INPUT MATERIAL:
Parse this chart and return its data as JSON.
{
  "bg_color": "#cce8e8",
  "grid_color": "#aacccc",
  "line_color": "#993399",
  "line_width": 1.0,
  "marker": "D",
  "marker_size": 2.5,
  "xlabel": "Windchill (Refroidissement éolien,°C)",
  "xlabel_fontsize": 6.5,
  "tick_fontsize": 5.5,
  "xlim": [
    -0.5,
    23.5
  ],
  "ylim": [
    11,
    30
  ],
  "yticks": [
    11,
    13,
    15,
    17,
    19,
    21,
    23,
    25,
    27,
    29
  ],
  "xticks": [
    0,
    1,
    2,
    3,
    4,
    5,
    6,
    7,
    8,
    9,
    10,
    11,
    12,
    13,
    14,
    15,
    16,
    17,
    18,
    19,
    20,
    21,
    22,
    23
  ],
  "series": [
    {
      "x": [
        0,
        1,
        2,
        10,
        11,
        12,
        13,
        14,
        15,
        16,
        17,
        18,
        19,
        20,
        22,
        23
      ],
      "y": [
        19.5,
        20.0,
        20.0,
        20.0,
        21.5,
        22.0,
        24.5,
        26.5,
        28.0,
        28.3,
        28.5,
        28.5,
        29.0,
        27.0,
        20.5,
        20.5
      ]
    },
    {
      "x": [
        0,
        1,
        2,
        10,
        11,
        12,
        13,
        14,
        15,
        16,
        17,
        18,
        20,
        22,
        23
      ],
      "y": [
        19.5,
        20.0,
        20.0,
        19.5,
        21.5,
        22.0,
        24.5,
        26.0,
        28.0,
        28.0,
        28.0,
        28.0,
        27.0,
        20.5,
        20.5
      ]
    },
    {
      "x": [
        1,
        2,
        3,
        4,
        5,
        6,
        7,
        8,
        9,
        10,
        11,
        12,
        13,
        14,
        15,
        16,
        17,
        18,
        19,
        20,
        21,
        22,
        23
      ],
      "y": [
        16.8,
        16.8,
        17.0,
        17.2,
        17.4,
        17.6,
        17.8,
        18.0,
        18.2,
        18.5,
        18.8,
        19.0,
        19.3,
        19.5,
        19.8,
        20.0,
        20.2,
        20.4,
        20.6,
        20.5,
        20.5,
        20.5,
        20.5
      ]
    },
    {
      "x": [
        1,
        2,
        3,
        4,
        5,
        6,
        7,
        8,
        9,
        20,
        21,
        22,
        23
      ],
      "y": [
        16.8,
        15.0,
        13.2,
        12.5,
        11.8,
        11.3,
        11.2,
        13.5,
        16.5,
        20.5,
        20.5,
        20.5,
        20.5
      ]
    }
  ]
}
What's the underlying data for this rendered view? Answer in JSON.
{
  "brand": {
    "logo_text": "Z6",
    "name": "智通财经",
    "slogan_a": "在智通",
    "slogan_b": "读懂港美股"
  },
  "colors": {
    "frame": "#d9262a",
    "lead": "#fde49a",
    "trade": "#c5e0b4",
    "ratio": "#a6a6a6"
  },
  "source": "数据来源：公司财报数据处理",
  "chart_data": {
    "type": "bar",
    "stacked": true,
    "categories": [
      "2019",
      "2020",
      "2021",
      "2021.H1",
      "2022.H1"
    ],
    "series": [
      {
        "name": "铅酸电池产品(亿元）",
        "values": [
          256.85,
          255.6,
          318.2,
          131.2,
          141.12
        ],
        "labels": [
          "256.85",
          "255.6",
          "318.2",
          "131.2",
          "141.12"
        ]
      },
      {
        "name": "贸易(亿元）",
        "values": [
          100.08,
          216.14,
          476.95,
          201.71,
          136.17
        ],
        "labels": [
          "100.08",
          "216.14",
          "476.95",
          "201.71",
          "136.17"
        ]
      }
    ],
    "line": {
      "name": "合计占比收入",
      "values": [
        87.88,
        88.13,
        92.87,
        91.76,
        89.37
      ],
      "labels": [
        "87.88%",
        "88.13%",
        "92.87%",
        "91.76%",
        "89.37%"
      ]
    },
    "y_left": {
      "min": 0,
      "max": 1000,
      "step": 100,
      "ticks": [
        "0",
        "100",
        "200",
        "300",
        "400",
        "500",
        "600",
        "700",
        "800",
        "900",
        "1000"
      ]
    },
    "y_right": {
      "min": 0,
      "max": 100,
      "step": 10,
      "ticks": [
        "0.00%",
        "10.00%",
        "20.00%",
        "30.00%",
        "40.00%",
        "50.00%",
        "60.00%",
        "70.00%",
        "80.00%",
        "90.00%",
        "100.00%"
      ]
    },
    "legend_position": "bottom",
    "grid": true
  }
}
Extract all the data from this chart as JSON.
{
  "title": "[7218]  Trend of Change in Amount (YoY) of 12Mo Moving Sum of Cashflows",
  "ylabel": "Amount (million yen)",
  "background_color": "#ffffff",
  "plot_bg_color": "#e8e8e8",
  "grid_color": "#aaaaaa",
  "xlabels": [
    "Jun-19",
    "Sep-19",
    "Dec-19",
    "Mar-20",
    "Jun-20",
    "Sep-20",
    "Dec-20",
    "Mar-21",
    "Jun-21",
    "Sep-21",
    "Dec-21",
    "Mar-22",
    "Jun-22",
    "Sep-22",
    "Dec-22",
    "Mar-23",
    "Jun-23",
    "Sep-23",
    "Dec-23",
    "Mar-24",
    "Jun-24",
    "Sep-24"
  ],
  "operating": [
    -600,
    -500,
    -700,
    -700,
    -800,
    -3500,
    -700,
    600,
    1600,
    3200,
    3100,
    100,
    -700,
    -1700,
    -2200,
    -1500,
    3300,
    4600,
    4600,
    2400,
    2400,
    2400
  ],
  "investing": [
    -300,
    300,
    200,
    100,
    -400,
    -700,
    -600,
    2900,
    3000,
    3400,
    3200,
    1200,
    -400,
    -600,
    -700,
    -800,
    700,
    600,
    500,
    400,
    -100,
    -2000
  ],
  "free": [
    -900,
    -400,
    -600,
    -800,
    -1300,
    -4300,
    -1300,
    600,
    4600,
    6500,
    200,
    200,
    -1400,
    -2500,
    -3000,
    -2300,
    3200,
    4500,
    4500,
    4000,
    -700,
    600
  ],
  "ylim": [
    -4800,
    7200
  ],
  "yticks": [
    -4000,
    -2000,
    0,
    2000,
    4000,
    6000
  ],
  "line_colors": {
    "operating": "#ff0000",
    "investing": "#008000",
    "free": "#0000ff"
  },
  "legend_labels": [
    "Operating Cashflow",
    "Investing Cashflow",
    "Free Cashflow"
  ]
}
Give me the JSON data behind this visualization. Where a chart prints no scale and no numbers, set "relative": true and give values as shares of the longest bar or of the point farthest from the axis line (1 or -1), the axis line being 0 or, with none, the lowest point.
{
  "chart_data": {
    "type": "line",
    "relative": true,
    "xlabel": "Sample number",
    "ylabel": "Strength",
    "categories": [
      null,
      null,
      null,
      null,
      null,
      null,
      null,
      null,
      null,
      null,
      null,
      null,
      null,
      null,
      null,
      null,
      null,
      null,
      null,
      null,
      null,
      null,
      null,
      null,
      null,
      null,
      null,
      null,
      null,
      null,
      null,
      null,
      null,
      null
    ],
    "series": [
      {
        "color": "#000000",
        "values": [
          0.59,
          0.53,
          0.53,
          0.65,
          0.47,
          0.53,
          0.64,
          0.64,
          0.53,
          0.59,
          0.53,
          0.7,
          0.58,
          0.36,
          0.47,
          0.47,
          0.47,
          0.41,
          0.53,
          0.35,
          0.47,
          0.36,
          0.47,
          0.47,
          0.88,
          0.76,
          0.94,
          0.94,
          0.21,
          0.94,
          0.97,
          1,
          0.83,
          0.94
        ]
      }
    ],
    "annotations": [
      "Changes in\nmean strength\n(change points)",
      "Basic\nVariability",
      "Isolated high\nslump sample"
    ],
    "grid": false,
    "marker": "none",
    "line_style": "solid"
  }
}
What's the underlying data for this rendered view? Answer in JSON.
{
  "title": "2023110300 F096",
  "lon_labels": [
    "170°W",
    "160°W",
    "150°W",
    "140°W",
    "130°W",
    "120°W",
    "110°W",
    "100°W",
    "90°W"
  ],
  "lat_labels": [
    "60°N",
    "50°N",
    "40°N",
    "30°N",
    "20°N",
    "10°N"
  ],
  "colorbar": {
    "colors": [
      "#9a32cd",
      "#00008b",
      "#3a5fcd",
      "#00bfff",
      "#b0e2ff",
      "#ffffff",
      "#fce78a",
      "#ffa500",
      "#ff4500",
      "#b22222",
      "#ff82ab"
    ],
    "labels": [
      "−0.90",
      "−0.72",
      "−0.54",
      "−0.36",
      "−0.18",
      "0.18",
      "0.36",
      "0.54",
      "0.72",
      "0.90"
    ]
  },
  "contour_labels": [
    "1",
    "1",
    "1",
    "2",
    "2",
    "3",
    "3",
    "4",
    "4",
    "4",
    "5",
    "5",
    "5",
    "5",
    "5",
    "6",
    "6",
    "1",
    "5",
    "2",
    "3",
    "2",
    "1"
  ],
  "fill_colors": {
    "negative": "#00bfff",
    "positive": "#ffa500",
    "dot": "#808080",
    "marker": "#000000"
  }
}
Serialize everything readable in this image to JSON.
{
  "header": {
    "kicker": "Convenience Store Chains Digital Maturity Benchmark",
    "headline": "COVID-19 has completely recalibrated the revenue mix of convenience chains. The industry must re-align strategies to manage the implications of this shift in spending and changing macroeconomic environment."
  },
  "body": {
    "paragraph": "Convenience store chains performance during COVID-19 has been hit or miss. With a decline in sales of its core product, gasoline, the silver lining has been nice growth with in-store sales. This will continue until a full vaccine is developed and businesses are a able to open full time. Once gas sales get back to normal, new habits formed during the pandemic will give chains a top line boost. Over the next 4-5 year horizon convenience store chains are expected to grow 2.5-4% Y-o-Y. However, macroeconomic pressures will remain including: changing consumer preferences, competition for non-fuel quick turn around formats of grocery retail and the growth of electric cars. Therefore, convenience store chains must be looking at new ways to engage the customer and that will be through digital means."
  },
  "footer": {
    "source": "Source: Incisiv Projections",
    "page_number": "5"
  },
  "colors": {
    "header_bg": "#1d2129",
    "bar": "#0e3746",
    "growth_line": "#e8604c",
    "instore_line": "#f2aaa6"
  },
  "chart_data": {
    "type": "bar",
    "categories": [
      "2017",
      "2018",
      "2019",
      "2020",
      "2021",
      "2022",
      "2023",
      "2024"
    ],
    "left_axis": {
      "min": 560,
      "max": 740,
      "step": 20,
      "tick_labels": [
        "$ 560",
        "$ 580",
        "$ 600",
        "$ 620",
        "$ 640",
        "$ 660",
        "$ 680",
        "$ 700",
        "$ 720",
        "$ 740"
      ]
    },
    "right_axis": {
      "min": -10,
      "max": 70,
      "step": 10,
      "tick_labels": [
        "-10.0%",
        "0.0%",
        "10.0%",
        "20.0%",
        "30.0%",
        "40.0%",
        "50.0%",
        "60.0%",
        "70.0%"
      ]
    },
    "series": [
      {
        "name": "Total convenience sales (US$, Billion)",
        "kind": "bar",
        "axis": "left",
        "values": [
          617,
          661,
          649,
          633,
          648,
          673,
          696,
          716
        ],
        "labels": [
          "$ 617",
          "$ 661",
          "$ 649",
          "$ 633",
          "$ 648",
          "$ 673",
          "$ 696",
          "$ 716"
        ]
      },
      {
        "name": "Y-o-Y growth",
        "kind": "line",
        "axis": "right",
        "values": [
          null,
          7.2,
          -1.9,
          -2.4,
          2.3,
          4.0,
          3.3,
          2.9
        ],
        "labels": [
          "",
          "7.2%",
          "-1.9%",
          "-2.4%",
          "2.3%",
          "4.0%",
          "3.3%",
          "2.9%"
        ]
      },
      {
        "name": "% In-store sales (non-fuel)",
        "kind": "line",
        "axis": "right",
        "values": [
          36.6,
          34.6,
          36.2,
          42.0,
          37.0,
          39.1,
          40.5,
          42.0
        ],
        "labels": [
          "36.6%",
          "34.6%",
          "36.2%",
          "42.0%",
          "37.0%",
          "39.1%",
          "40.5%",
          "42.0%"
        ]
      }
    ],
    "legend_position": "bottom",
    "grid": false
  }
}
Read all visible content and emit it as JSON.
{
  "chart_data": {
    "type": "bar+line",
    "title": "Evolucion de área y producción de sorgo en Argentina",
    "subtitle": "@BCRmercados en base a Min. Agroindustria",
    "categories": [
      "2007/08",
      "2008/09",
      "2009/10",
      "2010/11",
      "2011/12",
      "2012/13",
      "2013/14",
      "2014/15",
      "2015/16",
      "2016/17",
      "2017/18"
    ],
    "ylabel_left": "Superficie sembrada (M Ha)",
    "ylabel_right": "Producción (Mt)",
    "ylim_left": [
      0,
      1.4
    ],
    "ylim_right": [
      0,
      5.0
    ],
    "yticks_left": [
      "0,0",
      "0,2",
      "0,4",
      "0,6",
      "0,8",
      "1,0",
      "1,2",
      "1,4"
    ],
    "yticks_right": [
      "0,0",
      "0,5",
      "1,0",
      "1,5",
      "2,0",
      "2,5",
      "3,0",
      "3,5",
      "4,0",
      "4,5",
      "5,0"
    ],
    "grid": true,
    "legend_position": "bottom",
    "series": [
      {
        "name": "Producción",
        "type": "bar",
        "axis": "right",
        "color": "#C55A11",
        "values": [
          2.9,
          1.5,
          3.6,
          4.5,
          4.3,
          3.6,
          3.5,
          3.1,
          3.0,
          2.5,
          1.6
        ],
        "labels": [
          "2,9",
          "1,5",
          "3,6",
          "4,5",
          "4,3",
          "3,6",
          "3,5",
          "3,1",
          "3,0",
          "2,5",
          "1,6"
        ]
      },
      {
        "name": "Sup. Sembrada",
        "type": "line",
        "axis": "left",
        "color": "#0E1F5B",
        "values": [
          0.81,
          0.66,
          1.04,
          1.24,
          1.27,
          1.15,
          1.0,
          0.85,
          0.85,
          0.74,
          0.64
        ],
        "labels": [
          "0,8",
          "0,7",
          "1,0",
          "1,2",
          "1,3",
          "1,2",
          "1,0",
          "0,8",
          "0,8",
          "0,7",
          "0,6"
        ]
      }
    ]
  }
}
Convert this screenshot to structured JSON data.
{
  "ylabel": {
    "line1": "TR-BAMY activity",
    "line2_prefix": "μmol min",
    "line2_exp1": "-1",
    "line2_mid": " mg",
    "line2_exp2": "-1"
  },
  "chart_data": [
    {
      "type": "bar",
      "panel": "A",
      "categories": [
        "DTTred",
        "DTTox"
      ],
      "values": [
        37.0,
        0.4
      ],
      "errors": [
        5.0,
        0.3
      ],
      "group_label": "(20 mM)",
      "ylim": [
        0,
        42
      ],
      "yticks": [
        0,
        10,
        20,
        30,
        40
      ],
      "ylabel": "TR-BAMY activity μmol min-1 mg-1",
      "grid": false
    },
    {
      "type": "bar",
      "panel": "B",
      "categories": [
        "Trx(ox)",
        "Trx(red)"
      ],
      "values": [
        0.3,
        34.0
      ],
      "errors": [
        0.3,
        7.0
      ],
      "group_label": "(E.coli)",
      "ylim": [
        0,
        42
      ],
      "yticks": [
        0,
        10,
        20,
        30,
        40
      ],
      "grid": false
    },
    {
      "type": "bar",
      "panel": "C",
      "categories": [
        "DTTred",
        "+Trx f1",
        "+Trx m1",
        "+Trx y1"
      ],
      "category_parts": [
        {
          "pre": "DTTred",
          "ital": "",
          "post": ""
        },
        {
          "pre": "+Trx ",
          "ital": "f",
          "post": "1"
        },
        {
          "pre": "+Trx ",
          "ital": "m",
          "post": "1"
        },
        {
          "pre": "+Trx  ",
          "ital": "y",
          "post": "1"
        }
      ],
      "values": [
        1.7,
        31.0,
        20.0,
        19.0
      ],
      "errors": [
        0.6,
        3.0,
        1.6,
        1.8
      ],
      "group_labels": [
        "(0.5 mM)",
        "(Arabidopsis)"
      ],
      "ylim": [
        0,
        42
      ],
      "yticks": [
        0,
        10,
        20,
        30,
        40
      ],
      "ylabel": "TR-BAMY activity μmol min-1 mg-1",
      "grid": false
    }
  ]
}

YOUR TASK: Select every line of the material above holding the word "JSON" and copy it.

EXERCISE ANSWER:
Parse this chart and return its data as JSON.
What's the underlying data for this rendered view? Answer in JSON.
Extract all the data from this chart as JSON.
Give me the JSON data behind this visualization. Where a chart prints no scale and no numbers, set "relative": true and give values as shares of the longest bar or of the point farthest from the axis line (1 or -1), the axis line being 0 or, with none, the lowest point.
What's the underlying data for this rendered view? Answer in JSON.
Serialize everything readable in this image to JSON.
Read all visible content and emit it as JSON.
Convert this screenshot to structured JSON data.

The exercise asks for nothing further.